Data entries
= = = = = = =
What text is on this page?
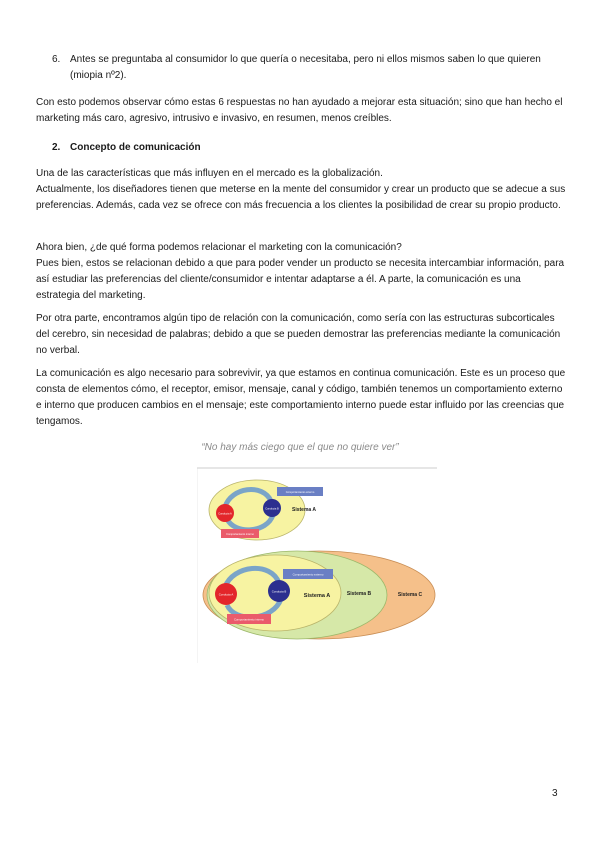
6. Antes se preguntaba al consumidor lo que quería o necesitaba, pero ni ellos mismos saben lo que quieren (miopia nº2).

Con esto podemos observar cómo estas 6 respuestas no han ayudado a mejorar esta situación; sino que han hecho el marketing más caro, agresivo, intrusivo e invasivo, en resumen, menos creíbles.

2. Concepto de comunicación

Una de las características que más influyen en el mercado es la globalización.

Actualmente, los diseñadores tienen que meterse en la mente del consumidor y crear un producto que se adecue a sus preferencias. Además, cada vez se ofrece con más frecuencia a los clientes la posibilidad de crear su propio producto.

Ahora bien, ¿de qué forma podemos relacionar el marketing con la comunicación?

Pues bien, estos se relacionan debido a que para poder vender un producto se necesita intercambiar información, para así estudiar las preferencias del cliente/consumidor e intentar adaptarse a él. A parte, la comunicación es una estrategia del marketing.

Por otra parte, encontramos algún tipo de relación con la comunicación, como sería con las estructuras subcorticales del cerebro, sin necesidad de palabras; debido a que se pueden demostrar las preferencias mediante la comunicación no verbal.

La comunicación es algo necesario para sobrevivir, ya que estamos en continua comunicación. Este es un proceso que consta de elementos cómo, el receptor, emisor, mensaje, canal y código, también tenemos un comportamiento externo e interno que producen cambios en el mensaje; este comportamiento interno puede estar influido por las creencias que tengamos.

“No hay más ciego que el que no quiere ver”

Conducta A
Conducta B
Comportamiento externo
Comportamiento interno
Sistema A
Conducta A
Conducta B
Comportamiento externo
Comportamiento interno
Sistema A	Sistema B	Sistema C
3
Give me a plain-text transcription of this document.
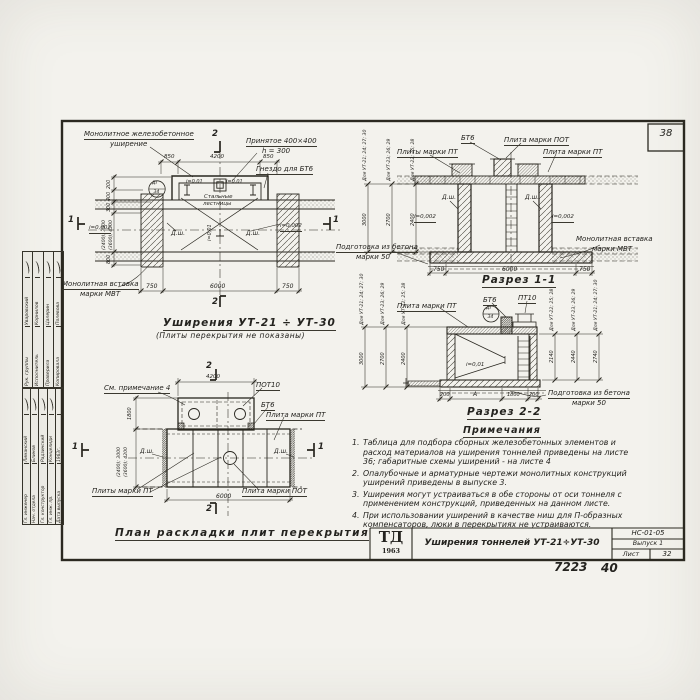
Монолитное железобетонное
уширение	Принятое 400×400
h = 300
Гнездо для БТ6
Стальные
лестницы
i=0,01	i=0,01
i=0,01
i=0,002	i=0,002
Д.ш.	Д.ш.
Монолитная вставка
марки МВТ
850	4200	850
750	6000	750
200
400
300
(2400); 3000 (3600); 4200
800
2
2
1	1
ДГ
34
Уширения УТ-21 ÷ УТ-30
(Плиты перекрытия не показаны)
БТ6	Плита марки ПОТ
Плиты марки ПТ	Плита марки ПТ
Д.ш.	Д.ш.
i=0,002	i=0,002
Монолитная вставка
марки МВТ
Подготовка из бетона
марки 50
750	6000	750
Для УТ-21; 24; 27; 30	Для УТ-23; 26; 29	Для УТ-22; 25; 28
3000	2700	2400
Разрез 1-1
Плита марки ПТ
БТ6	ПТ10
i=0,01
Подготовка из бетона
марки 50
200	А	1800 200
ДГ
34
Для УТ-21; 24; 27; 30	Для УТ-23; 26; 29	Для УТ-22; 25; 28
3000	2700	2400
Для УТ-22; 25; 28	Для УТ-23; 26; 29	Для УТ-21; 24; 27; 30
2140	2440	2740
Разрез 2-2
См. примечание 4	ПОТ10
БТ6
Плита марки ПТ
Д.ш.	Д.ш.
Плиты марки ПТ	Плита марки ПОТ
4200
6000
1800
(2400); 3000 (3600); 4200
2
2
1	1
План раскладки плит перекрытия
Примечания
1. Таблица для подбора сборных железобетонных элементов и расход материалов на уширения тоннелей приведены на листе 36; габаритные схемы уширений - на листе 4
2. Опалубочные и арматурные чертежи монолитных конструкций уширений приведены в выпуске 3.
3. Уширения могут устраиваться в обе стороны от оси тоннеля с применением конструкций, приведенных на данном листе.
4. При использовании уширений в качестве ниш для П-образных компенсаторов, люки в перекрытиях не устраиваются.
ТД
1963
Уширения тоннелей УТ-21÷УТ-30
НС-01-05
Выпуск 1
Лист	32
38
7223 40
Рук. группы
Уваровский
Исполнитель
Корнилов
Проверила
Цалерин
Копировала
Полевова
Гл. инженер
Лиманский
Нач. отдела
Блинов
Гл. конструктор
Радзинский
Гл. инж. пр.
Концелиди
Дата выпуска
1963г.
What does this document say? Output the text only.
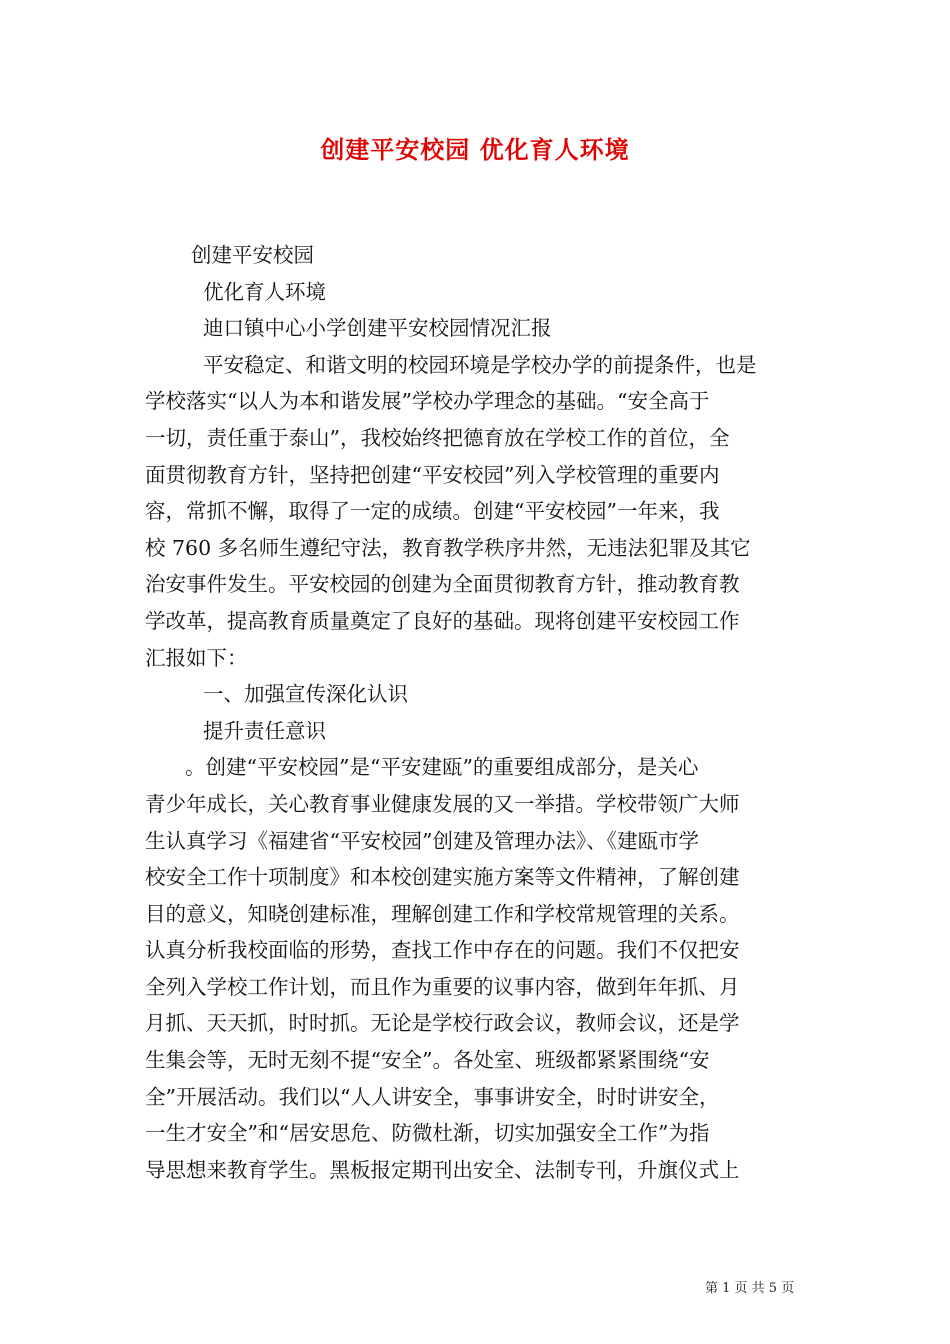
创建平安校园 优化育人环境
创建平安校园
优化育人环境
迪口镇中心小学创建平安校园情况汇报
平安稳定、和谐文明的校园环境是学校办学的前提条件，也是
学校落实“以人为本和谐发展”学校办学理念的基础。“安全高于
一切，责任重于泰山”，我校始终把德育放在学校工作的首位，全
面贯彻教育方针，坚持把创建“平安校园”列入学校管理的重要内
容，常抓不懈，取得了一定的成绩。创建“平安校园”一年来，我
校 760 多名师生遵纪守法，教育教学秩序井然，无违法犯罪及其它
治安事件发生。平安校园的创建为全面贯彻教育方针，推动教育教
学改革，提高教育质量奠定了良好的基础。现将创建平安校园工作
汇报如下：
一、加强宣传深化认识
提升责任意识
。创建“平安校园”是“平安建瓯”的重要组成部分，是关心
青少年成长，关心教育事业健康发展的又一举措。学校带领广大师
生认真学习《福建省“平安校园”创建及管理办法》、《建瓯市学
校安全工作十项制度》和本校创建实施方案等文件精神，了解创建
目的意义，知晓创建标准，理解创建工作和学校常规管理的关系。
认真分析我校面临的形势，查找工作中存在的问题。我们不仅把安
全列入学校工作计划，而且作为重要的议事内容，做到年年抓、月
月抓、天天抓，时时抓。无论是学校行政会议，教师会议，还是学
生集会等，无时无刻不提“安全”。各处室、班级都紧紧围绕“安
全”开展活动。我们以“人人讲安全，事事讲安全，时时讲安全，
一生才安全”和“居安思危、防微杜渐，切实加强安全工作”为指
导思想来教育学生。黑板报定期刊出安全、法制专刊，升旗仪式上
第 1 页 共 5 页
= = = = = = =
Transcribe every entry word for word, but skip the pictures.

What text is on this page?
6. Antes se preguntaba al consumidor lo que quería o necesitaba, pero ni ellos mismos saben lo que quieren (miopia nº2).

Con esto podemos observar cómo estas 6 respuestas no han ayudado a mejorar esta situación; sino que han hecho el marketing más caro, agresivo, intrusivo e invasivo, en resumen, menos creíbles.

2. Concepto de comunicación

Una de las características que más influyen en el mercado es la globalización.

Actualmente, los diseñadores tienen que meterse en la mente del consumidor y crear un producto que se adecue a sus preferencias. Además, cada vez se ofrece con más frecuencia a los clientes la posibilidad de crear su propio producto.

Ahora bien, ¿de qué forma podemos relacionar el marketing con la comunicación?

Pues bien, estos se relacionan debido a que para poder vender un producto se necesita intercambiar información, para así estudiar las preferencias del cliente/consumidor e intentar adaptarse a él. A parte, la comunicación es una estrategia del marketing.

Por otra parte, encontramos algún tipo de relación con la comunicación, como sería con las estructuras subcorticales del cerebro, sin necesidad de palabras; debido a que se pueden demostrar las preferencias mediante la comunicación no verbal.

La comunicación es algo necesario para sobrevivir, ya que estamos en continua comunicación. Este es un proceso que consta de elementos cómo, el receptor, emisor, mensaje, canal y código, también tenemos un comportamiento externo e interno que producen cambios en el mensaje; este comportamiento interno puede estar influido por las creencias que tengamos.

“No hay más ciego que el que no quiere ver”

Conducta A
Conducta B
Comportamiento externo
Comportamiento interno
Sistema A
Conducta A
Conducta B
Comportamiento externo
Comportamiento interno
Sistema A	Sistema B	Sistema C
3
Give me a plain-text transcription of this document.
Монолитное железобетонное
уширение	Принятое 400×400
h = 300
Гнездо для БТ6
Стальные
лестницы
i=0,01	i=0,01
i=0,01
i=0,002	i=0,002
Д.ш.	Д.ш.
Монолитная вставка
марки МВТ
850	4200	850
750	6000	750
200
400
300
(2400); 3000 (3600); 4200
800
2
2
1	1
ДГ
34
Уширения УТ-21 ÷ УТ-30
(Плиты перекрытия не показаны)
БТ6	Плита марки ПОТ
Плиты марки ПТ	Плита марки ПТ
Д.ш.	Д.ш.
i=0,002	i=0,002
Монолитная вставка
марки МВТ
Подготовка из бетона
марки 50
750	6000	750
Для УТ-21; 24; 27; 30	Для УТ-23; 26; 29	Для УТ-22; 25; 28
3000	2700	2400
Разрез 1-1
Плита марки ПТ
БТ6	ПТ10
i=0,01
Подготовка из бетона
марки 50
200	А	1800 200
ДГ
34
Для УТ-21; 24; 27; 30	Для УТ-23; 26; 29	Для УТ-22; 25; 28
3000	2700	2400
Для УТ-22; 25; 28	Для УТ-23; 26; 29	Для УТ-21; 24; 27; 30
2140	2440	2740
Разрез 2-2
См. примечание 4	ПОТ10
БТ6
Плита марки ПТ
Д.ш.	Д.ш.
Плиты марки ПТ	Плита марки ПОТ
4200
6000
1800
(2400); 3000 (3600); 4200
2
2
1	1
План раскладки плит перекрытия
Примечания
1. Таблица для подбора сборных железобетонных элементов и расход материалов на уширения тоннелей приведены на листе 36; габаритные схемы уширений - на листе 4
2. Опалубочные и арматурные чертежи монолитных конструкций уширений приведены в выпуске 3.
3. Уширения могут устраиваться в обе стороны от оси тоннеля с применением конструкций, приведенных на данном листе.
4. При использовании уширений в качестве ниш для П-образных компенсаторов, люки в перекрытиях не устраиваются.
ТД
1963
Уширения тоннелей УТ-21÷УТ-30
НС-01-05
Выпуск 1
Лист	32
38
7223 40
Рук. группы
Уваровский
Исполнитель
Корнилов
Проверила
Цалерин
Копировала
Полевова
Гл. инженер
Лиманский
Нач. отдела
Блинов
Гл. конструктор
Радзинский
Гл. инж. пр.
Концелиди
Дата выпуска
1963г.
What does this document say? Output the text only.
创建平安校园 优化育人环境
创建平安校园
优化育人环境
迪口镇中心小学创建平安校园情况汇报
平安稳定、和谐文明的校园环境是学校办学的前提条件，也是
学校落实“以人为本和谐发展”学校办学理念的基础。“安全高于
一切，责任重于泰山”，我校始终把德育放在学校工作的首位，全
面贯彻教育方针，坚持把创建“平安校园”列入学校管理的重要内
容，常抓不懈，取得了一定的成绩。创建“平安校园”一年来，我
校 760 多名师生遵纪守法，教育教学秩序井然，无违法犯罪及其它
治安事件发生。平安校园的创建为全面贯彻教育方针，推动教育教
学改革，提高教育质量奠定了良好的基础。现将创建平安校园工作
汇报如下：
一、加强宣传深化认识
提升责任意识
。创建“平安校园”是“平安建瓯”的重要组成部分，是关心
青少年成长，关心教育事业健康发展的又一举措。学校带领广大师
生认真学习《福建省“平安校园”创建及管理办法》、《建瓯市学
校安全工作十项制度》和本校创建实施方案等文件精神，了解创建
目的意义，知晓创建标准，理解创建工作和学校常规管理的关系。
认真分析我校面临的形势，查找工作中存在的问题。我们不仅把安
全列入学校工作计划，而且作为重要的议事内容，做到年年抓、月
月抓、天天抓，时时抓。无论是学校行政会议，教师会议，还是学
生集会等，无时无刻不提“安全”。各处室、班级都紧紧围绕“安
全”开展活动。我们以“人人讲安全，事事讲安全，时时讲安全，
一生才安全”和“居安思危、防微杜渐，切实加强安全工作”为指
导思想来教育学生。黑板报定期刊出安全、法制专刊，升旗仪式上
第 1 页 共 5 页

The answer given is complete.